→ PROBLEM TO WORK ON:
Show each line from the listing that includes the word "huan".

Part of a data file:
====

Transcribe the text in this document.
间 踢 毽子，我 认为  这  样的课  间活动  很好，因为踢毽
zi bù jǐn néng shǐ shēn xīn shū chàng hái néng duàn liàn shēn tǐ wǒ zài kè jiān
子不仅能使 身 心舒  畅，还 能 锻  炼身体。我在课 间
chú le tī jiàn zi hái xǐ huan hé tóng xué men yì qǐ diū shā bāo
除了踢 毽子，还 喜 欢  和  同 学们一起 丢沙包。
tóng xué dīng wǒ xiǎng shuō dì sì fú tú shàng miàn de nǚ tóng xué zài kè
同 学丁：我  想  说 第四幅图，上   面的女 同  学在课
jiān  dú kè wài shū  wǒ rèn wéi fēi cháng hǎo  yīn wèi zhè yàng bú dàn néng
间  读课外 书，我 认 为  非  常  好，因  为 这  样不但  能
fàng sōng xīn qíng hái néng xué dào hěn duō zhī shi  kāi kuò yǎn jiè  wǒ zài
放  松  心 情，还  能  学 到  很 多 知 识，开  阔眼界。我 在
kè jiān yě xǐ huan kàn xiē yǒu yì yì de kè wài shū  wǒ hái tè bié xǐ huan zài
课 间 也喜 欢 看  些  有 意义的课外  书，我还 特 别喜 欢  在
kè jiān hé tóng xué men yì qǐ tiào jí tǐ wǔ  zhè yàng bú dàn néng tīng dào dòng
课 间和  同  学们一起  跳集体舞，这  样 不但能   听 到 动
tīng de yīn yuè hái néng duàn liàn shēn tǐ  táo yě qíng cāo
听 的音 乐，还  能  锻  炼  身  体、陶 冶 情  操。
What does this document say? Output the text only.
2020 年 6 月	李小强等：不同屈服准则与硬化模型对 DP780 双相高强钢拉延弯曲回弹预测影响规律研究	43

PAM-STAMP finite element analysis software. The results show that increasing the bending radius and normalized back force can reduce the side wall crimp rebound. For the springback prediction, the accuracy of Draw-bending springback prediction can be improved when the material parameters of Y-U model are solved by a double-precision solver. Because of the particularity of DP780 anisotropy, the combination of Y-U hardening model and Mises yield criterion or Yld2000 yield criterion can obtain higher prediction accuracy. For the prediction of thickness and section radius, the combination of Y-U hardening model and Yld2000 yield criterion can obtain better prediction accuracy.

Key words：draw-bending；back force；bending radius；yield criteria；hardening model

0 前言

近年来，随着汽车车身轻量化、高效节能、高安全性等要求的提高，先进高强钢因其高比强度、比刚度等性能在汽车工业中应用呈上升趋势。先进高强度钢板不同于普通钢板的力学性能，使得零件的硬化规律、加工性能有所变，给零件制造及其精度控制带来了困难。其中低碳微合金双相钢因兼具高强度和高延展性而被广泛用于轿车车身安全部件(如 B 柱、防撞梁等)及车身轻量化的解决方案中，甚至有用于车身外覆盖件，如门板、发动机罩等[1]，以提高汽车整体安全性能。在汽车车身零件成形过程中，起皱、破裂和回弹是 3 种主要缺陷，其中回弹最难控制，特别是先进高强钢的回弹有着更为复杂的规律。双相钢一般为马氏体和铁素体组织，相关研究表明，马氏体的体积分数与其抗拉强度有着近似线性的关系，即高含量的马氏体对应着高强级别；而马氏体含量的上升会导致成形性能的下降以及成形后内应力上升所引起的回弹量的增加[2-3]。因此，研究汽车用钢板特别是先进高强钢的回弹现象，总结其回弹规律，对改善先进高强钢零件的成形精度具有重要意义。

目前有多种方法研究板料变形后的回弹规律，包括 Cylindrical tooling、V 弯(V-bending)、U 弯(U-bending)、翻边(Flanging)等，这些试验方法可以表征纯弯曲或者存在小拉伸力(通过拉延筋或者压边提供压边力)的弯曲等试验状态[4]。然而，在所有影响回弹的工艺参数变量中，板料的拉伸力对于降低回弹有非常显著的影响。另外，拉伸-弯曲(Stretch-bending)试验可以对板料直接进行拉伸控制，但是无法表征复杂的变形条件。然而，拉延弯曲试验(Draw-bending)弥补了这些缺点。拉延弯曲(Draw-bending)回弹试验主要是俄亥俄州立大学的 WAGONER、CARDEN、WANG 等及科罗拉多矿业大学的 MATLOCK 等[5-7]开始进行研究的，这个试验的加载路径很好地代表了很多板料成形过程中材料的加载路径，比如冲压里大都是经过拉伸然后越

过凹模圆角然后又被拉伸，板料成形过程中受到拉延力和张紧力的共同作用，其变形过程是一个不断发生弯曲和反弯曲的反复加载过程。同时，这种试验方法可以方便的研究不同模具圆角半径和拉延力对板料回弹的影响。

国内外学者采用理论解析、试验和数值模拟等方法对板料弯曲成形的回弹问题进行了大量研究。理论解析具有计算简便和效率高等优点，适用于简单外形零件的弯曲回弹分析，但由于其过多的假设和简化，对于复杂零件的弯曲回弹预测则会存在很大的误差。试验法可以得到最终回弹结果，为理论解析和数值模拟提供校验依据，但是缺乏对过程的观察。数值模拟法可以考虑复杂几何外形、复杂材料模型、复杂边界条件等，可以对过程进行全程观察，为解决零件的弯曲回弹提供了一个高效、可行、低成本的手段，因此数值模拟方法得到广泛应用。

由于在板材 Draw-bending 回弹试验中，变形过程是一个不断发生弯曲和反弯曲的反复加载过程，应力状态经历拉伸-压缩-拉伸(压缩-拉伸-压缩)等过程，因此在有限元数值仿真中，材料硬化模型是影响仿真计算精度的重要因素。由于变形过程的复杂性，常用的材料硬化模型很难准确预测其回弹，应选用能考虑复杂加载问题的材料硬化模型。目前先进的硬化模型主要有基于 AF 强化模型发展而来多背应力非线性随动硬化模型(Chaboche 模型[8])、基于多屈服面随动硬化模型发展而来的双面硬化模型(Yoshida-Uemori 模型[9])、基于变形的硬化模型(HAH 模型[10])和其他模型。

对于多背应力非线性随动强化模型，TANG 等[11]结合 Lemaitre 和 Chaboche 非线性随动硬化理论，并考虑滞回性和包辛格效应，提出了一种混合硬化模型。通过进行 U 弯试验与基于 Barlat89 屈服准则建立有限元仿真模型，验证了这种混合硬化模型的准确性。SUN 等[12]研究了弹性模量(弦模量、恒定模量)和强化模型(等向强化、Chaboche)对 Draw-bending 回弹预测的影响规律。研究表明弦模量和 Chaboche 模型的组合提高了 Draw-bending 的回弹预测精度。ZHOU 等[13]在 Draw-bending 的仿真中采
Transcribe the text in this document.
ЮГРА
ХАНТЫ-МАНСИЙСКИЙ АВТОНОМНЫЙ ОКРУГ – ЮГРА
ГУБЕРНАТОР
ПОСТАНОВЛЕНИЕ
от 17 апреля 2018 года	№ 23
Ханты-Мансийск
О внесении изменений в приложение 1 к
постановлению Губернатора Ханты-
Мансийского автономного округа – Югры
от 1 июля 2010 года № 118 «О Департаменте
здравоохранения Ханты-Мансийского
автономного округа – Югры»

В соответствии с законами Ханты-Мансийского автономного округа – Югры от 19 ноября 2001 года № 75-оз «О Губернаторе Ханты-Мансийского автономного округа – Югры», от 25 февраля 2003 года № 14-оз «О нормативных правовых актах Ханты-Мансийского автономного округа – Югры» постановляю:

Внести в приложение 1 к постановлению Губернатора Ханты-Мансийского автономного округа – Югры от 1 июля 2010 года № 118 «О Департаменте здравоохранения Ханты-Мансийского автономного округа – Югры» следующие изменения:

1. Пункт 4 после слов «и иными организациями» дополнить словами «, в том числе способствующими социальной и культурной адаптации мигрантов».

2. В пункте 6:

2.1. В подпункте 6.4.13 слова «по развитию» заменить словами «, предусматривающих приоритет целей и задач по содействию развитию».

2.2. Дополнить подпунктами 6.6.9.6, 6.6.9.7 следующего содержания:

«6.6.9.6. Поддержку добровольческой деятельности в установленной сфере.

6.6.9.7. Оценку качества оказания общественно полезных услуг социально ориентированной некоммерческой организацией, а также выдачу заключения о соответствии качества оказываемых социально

====

→ REPLY:
chú le tī jiàn zi hái xǐ huan hé tóng xué men yì qǐ diū shā bāo
kè jiān yě xǐ huan kàn xiē yǒu yì yì de kè wài shū  wǒ hái tè bié xǐ huan zài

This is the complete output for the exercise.